Copy out all lines where "text" appears.

A block of data:
>>>

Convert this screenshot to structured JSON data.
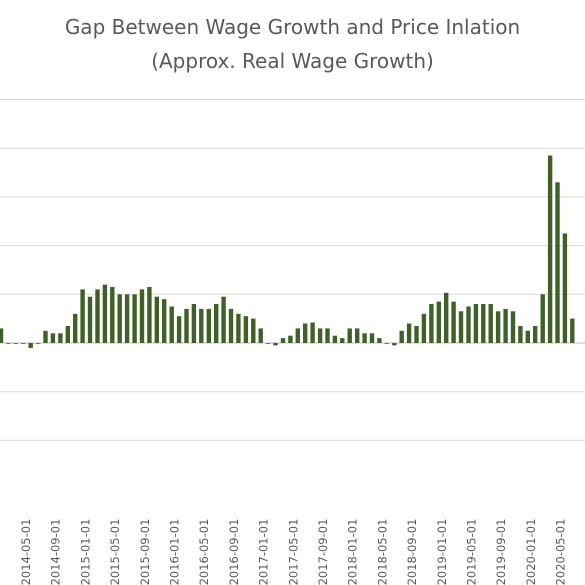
{
  "chart_data": {
    "type": "bar",
    "title": "Gap Between Wage Growth and Price Inlation",
    "subtitle": "(Approx. Real Wage Growth)",
    "xlabel": "",
    "ylabel": "",
    "ylim": [
      -4,
      5
    ],
    "grid": true,
    "legend": "none",
    "bar_color": "#3F6128",
    "x_tick_labels": [
      "2014-05-01",
      "2014-09-01",
      "2015-01-01",
      "2015-05-01",
      "2015-09-01",
      "2016-01-01",
      "2016-05-01",
      "2016-09-01",
      "2017-01-01",
      "2017-05-01",
      "2017-09-01",
      "2018-01-01",
      "2018-05-01",
      "2018-09-01",
      "2019-01-01",
      "2019-05-01",
      "2019-09-01",
      "2020-01-01",
      "2020-05-01"
    ],
    "series": [
      {
        "values": [
          0.3,
          0.0,
          0.0,
          0.0,
          -0.1,
          0.0,
          0.25,
          0.2,
          0.2,
          0.35,
          0.6,
          1.1,
          0.95,
          1.1,
          1.2,
          1.15,
          1.0,
          1.0,
          1.0,
          1.1,
          1.15,
          0.95,
          0.9,
          0.75,
          0.55,
          0.7,
          0.8,
          0.7,
          0.7,
          0.8,
          0.95,
          0.7,
          0.6,
          0.55,
          0.5,
          0.3,
          0.0,
          -0.05,
          0.1,
          0.15,
          0.3,
          0.4,
          0.42,
          0.3,
          0.3,
          0.15,
          0.1,
          0.3,
          0.3,
          0.2,
          0.2,
          0.1,
          0.0,
          -0.05,
          0.25,
          0.4,
          0.35,
          0.6,
          0.8,
          0.85,
          1.03,
          0.85,
          0.65,
          0.75,
          0.8,
          0.8,
          0.8,
          0.65,
          0.7,
          0.65,
          0.35,
          0.25,
          0.35,
          1.0,
          3.85,
          3.3,
          2.25,
          0.5
        ]
      }
    ]
  }
}
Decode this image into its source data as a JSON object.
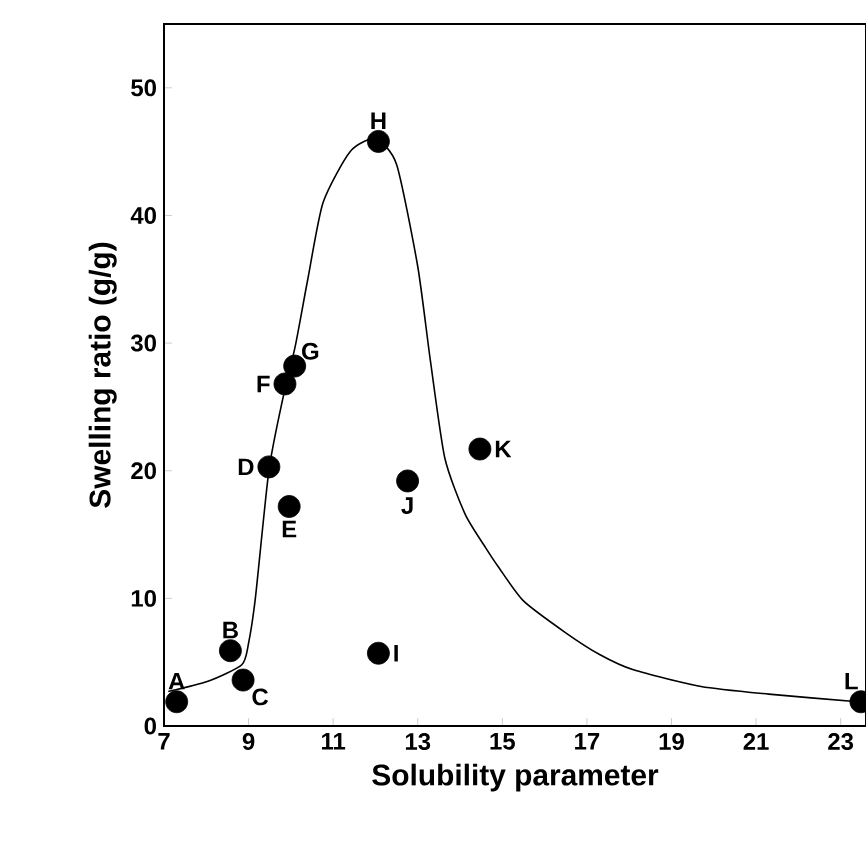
{
  "chart_data": {
    "type": "scatter",
    "xlabel": "Solubility parameter",
    "ylabel": "Swelling ratio (g/g)",
    "xlim": [
      7,
      23.6
    ],
    "xticks": [
      7,
      9,
      11,
      13,
      15,
      17,
      19,
      21,
      23
    ],
    "ylim": [
      0,
      55
    ],
    "yticks": [
      0,
      10,
      20,
      30,
      40,
      50
    ],
    "grid": false,
    "series": [
      {
        "color": "#000000",
        "marker": "circle",
        "x": [
          7.3,
          8.57,
          8.87,
          9.48,
          9.96,
          9.86,
          10.09,
          12.07,
          12.07,
          12.76,
          14.47,
          23.48
        ],
        "values": [
          1.9,
          5.9,
          3.6,
          20.3,
          17.2,
          26.8,
          28.2,
          45.8,
          5.7,
          19.2,
          21.7,
          1.9
        ]
      },
      {
        "type": "line",
        "color": "#000000",
        "marker": "none",
        "line_style": "solid",
        "x": [
          7.1,
          8.04,
          8.84,
          9.0,
          9.16,
          9.48,
          9.8,
          10.1,
          10.4,
          10.76,
          11.4,
          12.0,
          12.5,
          13.0,
          13.3,
          13.64,
          14.12,
          14.6,
          14.9,
          15.5,
          16.5,
          17.3,
          18.1,
          19.7,
          21.3,
          23.4
        ],
        "values": [
          2.7,
          3.5,
          4.8,
          6.5,
          10,
          20,
          25.5,
          29.7,
          35,
          41,
          45,
          46,
          44,
          36,
          28.6,
          21,
          16.6,
          14,
          12.5,
          9.8,
          7.3,
          5.6,
          4.4,
          3.1,
          2.5,
          1.9
        ]
      }
    ],
    "annotations": [
      {
        "text": "A",
        "x": 7.3,
        "y": 1.9
      },
      {
        "text": "B",
        "x": 8.57,
        "y": 5.9
      },
      {
        "text": "C",
        "x": 8.87,
        "y": 3.6
      },
      {
        "text": "D",
        "x": 9.48,
        "y": 20.3
      },
      {
        "text": "E",
        "x": 9.96,
        "y": 17.2
      },
      {
        "text": "F",
        "x": 9.86,
        "y": 26.8
      },
      {
        "text": "G",
        "x": 10.09,
        "y": 28.2
      },
      {
        "text": "H",
        "x": 12.07,
        "y": 45.8
      },
      {
        "text": "I",
        "x": 12.07,
        "y": 5.7
      },
      {
        "text": "J",
        "x": 12.76,
        "y": 19.2
      },
      {
        "text": "K",
        "x": 14.47,
        "y": 21.7
      },
      {
        "text": "L",
        "x": 23.48,
        "y": 1.9
      }
    ]
  }
}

<<<

▶ [Output below]:
        "text": "A",
        "text": "B",
        "text": "C",
        "text": "D",
        "text": "E",
        "text": "F",
        "text": "G",
        "text": "H",
        "text": "I",
        "text": "J",
        "text": "K",
        "text": "L",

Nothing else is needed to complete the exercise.